● Your task: Reproduce each line that includes the word "date".

--- Begin Recorded data ---

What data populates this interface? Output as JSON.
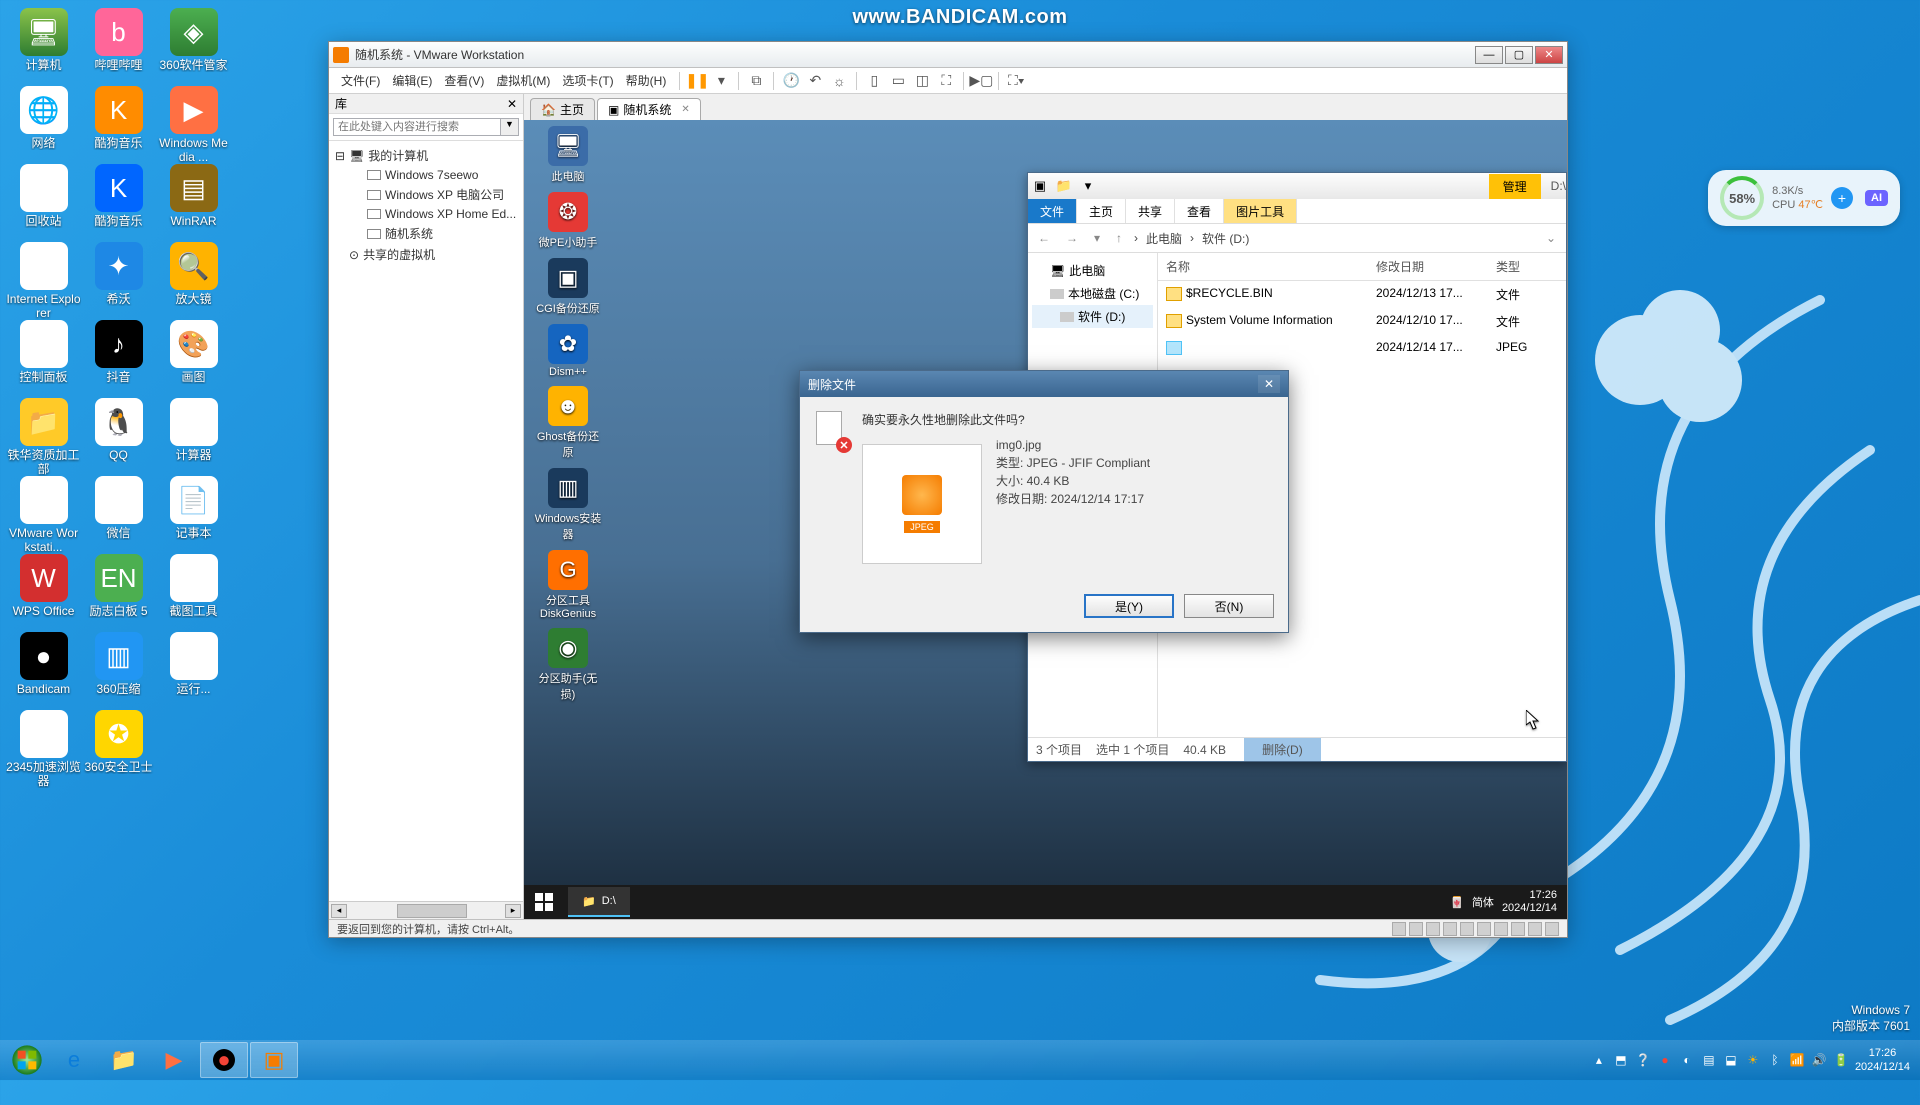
{
  "watermark": "www.BANDICAM.com",
  "host_icons": [
    {
      "label": "计算机",
      "cls": "ic-pc",
      "g": "🖥"
    },
    {
      "label": "哔哩哔哩",
      "cls": "ic-bili",
      "g": "b"
    },
    {
      "label": "360软件管家",
      "cls": "ic-360",
      "g": "◈"
    },
    {
      "label": "网络",
      "cls": "ic-net",
      "g": "🌐"
    },
    {
      "label": "酷狗音乐",
      "cls": "ic-kugou",
      "g": "K"
    },
    {
      "label": "Windows Media ...",
      "cls": "ic-wmp",
      "g": "▶"
    },
    {
      "label": "回收站",
      "cls": "ic-recy",
      "g": "🗑"
    },
    {
      "label": "酷狗音乐",
      "cls": "ic-k2",
      "g": "K"
    },
    {
      "label": "WinRAR",
      "cls": "ic-rar",
      "g": "▤"
    },
    {
      "label": "Internet Explorer",
      "cls": "ic-ie",
      "g": "e"
    },
    {
      "label": "希沃",
      "cls": "ic-xi",
      "g": "✦"
    },
    {
      "label": "放大镜",
      "cls": "ic-fd",
      "g": "🔍"
    },
    {
      "label": "控制面板",
      "cls": "ic-cp",
      "g": "⚙"
    },
    {
      "label": "抖音",
      "cls": "ic-dy",
      "g": "♪"
    },
    {
      "label": "画图",
      "cls": "ic-paint",
      "g": "🎨"
    },
    {
      "label": "铁华资质加工部",
      "cls": "ic-fold",
      "g": "📁"
    },
    {
      "label": "QQ",
      "cls": "ic-qq",
      "g": "🐧"
    },
    {
      "label": "计算器",
      "cls": "ic-cal",
      "g": "▦"
    },
    {
      "label": "VMware Workstati...",
      "cls": "ic-vm",
      "g": "▣"
    },
    {
      "label": "微信",
      "cls": "ic-wc",
      "g": "✆"
    },
    {
      "label": "记事本",
      "cls": "ic-note",
      "g": "📄"
    },
    {
      "label": "WPS Office",
      "cls": "ic-wps",
      "g": "W"
    },
    {
      "label": "励志白板 5",
      "cls": "ic-en",
      "g": "EN"
    },
    {
      "label": "截图工具",
      "cls": "ic-cut",
      "g": "✂"
    },
    {
      "label": "Bandicam",
      "cls": "ic-bc",
      "g": "●"
    },
    {
      "label": "360压缩",
      "cls": "ic-zip",
      "g": "▥"
    },
    {
      "label": "运行...",
      "cls": "ic-run",
      "g": "▶"
    },
    {
      "label": "2345加速浏览器",
      "cls": "ic-234",
      "g": "e"
    },
    {
      "label": "360安全卫士",
      "cls": "ic-360b",
      "g": "✪"
    }
  ],
  "syswidget": {
    "ai": "AI",
    "pct": "58%",
    "net": "8.3K/s",
    "cpu_label": "CPU",
    "cpu": "47℃"
  },
  "vmware": {
    "title": "随机系统 - VMware Workstation",
    "menus": [
      "文件(F)",
      "编辑(E)",
      "查看(V)",
      "虚拟机(M)",
      "选项卡(T)",
      "帮助(H)"
    ],
    "side_header": "库",
    "search_placeholder": "在此处键入内容进行搜索",
    "tree": {
      "root": "我的计算机",
      "items": [
        "Windows 7seewo",
        "Windows XP 电脑公司",
        "Windows XP Home Ed...",
        "随机系统"
      ],
      "shared": "共享的虚拟机"
    },
    "tabs": {
      "home": "主页",
      "vm": "随机系统"
    },
    "status": "要返回到您的计算机，请按 Ctrl+Alt。"
  },
  "vm_icons": [
    {
      "label": "此电脑",
      "cls": "vib1",
      "g": "🖥"
    },
    {
      "label": "微PE小助手",
      "cls": "vib2",
      "g": "❂"
    },
    {
      "label": "CGI备份还原",
      "cls": "vib3",
      "g": "▣"
    },
    {
      "label": "Dism++",
      "cls": "vib4",
      "g": "✿"
    },
    {
      "label": "Ghost备份还原",
      "cls": "vib5",
      "g": "☻"
    },
    {
      "label": "Windows安装器",
      "cls": "vib6",
      "g": "▥"
    },
    {
      "label": "分区工具DiskGenius",
      "cls": "vib7",
      "g": "G"
    },
    {
      "label": "分区助手(无损)",
      "cls": "vib8",
      "g": "◉"
    }
  ],
  "explorer": {
    "manage": "管理",
    "path_short": "D:\\",
    "ribbon": [
      "文件",
      "主页",
      "共享",
      "查看",
      "图片工具"
    ],
    "breadcrumb": [
      "此电脑",
      "软件 (D:)"
    ],
    "nav_items": [
      "此电脑",
      "本地磁盘 (C:)",
      "软件 (D:)"
    ],
    "cols": {
      "name": "名称",
      "date": "修改日期",
      "type": "类型"
    },
    "rows": [
      {
        "name": "$RECYCLE.BIN",
        "date": "2024/12/13 17...",
        "type": "文件"
      },
      {
        "name": "System Volume Information",
        "date": "2024/12/10 17...",
        "type": "文件"
      },
      {
        "name": "",
        "date": "2024/12/14 17...",
        "type": "JPEG"
      }
    ],
    "status": {
      "count": "3 个项目",
      "sel": "选中 1 个项目",
      "size": "40.4 KB",
      "del": "删除(D)"
    }
  },
  "dialog": {
    "title": "删除文件",
    "question": "确实要永久性地删除此文件吗?",
    "filename": "img0.jpg",
    "meta": [
      "类型: JPEG - JFIF Compliant",
      "大小: 40.4 KB",
      "修改日期: 2024/12/14 17:17"
    ],
    "thumb_label": "JPEG",
    "yes": "是(Y)",
    "no": "否(N)"
  },
  "vm_taskbar": {
    "app": "D:\\",
    "ime_icon": "简",
    "ime": "简体",
    "time": "17:26",
    "date": "2024/12/14"
  },
  "host_taskbar": {
    "time": "17:26",
    "date": "2024/12/14"
  },
  "winbrand": {
    "a": "Windows 7",
    "b": "内部版本 7601"
  }
}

--- End Recorded data ---

● Exercise answer:
      "date": "修改日期",
        "date": "2024/12/13 17...",
        "date": "2024/12/10 17...",
        "date": "2024/12/14 17...",
    "date": "2024/12/14"
    "date": "2024/12/14"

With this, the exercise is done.